Retype all the entries word for word, but omit the pictures.

--- begin Input material ---

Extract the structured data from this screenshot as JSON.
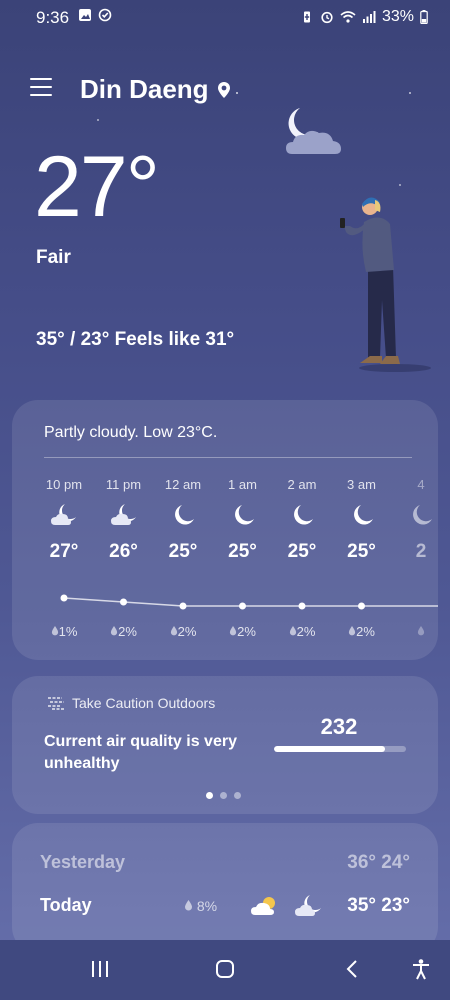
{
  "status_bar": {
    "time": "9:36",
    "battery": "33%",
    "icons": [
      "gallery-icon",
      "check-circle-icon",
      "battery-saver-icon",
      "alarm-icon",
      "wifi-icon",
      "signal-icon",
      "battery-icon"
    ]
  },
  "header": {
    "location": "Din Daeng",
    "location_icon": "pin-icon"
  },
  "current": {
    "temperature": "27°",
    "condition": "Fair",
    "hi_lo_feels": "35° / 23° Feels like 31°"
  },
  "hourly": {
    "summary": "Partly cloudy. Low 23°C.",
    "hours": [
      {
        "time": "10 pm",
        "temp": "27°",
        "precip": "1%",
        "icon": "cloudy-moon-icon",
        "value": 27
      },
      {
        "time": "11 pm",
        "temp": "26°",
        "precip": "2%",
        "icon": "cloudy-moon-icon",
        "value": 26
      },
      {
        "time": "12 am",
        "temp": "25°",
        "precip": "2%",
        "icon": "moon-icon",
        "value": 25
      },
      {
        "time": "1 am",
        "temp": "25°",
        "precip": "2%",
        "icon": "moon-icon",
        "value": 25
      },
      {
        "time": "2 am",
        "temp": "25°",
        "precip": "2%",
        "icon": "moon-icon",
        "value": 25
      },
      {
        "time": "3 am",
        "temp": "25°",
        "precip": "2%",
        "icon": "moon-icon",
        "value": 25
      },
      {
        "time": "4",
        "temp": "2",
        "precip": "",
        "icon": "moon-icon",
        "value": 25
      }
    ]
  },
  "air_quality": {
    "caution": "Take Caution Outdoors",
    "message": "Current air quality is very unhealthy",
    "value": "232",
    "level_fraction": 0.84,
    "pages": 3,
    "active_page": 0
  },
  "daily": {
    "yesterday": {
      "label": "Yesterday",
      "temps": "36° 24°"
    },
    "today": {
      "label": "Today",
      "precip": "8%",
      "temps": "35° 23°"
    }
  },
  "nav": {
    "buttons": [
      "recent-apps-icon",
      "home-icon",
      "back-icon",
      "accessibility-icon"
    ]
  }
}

--- end Input material ---

Expected answer:
Extract the structured data from this screenshot as JSON.
{
  "status_bar": {
    "time": "9:36",
    "battery": "33%",
    "icons": [
      "gallery-icon",
      "check-circle-icon",
      "battery-saver-icon",
      "alarm-icon",
      "wifi-icon",
      "signal-icon",
      "battery-icon"
    ]
  },
  "header": {
    "location": "Din Daeng",
    "location_icon": "pin-icon"
  },
  "current": {
    "temperature": "27°",
    "condition": "Fair",
    "hi_lo_feels": "35° / 23° Feels like 31°"
  },
  "hourly": {
    "summary": "Partly cloudy. Low 23°C.",
    "hours": [
      {
        "time": "10 pm",
        "temp": "27°",
        "precip": "1%",
        "icon": "cloudy-moon-icon",
        "value": 27
      },
      {
        "time": "11 pm",
        "temp": "26°",
        "precip": "2%",
        "icon": "cloudy-moon-icon",
        "value": 26
      },
      {
        "time": "12 am",
        "temp": "25°",
        "precip": "2%",
        "icon": "moon-icon",
        "value": 25
      },
      {
        "time": "1 am",
        "temp": "25°",
        "precip": "2%",
        "icon": "moon-icon",
        "value": 25
      },
      {
        "time": "2 am",
        "temp": "25°",
        "precip": "2%",
        "icon": "moon-icon",
        "value": 25
      },
      {
        "time": "3 am",
        "temp": "25°",
        "precip": "2%",
        "icon": "moon-icon",
        "value": 25
      },
      {
        "time": "4",
        "temp": "2",
        "precip": "",
        "icon": "moon-icon",
        "value": 25
      }
    ]
  },
  "air_quality": {
    "caution": "Take Caution Outdoors",
    "message": "Current air quality is very unhealthy",
    "value": "232",
    "level_fraction": 0.84,
    "pages": 3,
    "active_page": 0
  },
  "daily": {
    "yesterday": {
      "label": "Yesterday",
      "temps": "36° 24°"
    },
    "today": {
      "label": "Today",
      "precip": "8%",
      "temps": "35° 23°"
    }
  },
  "nav": {
    "buttons": [
      "recent-apps-icon",
      "home-icon",
      "back-icon",
      "accessibility-icon"
    ]
  }
}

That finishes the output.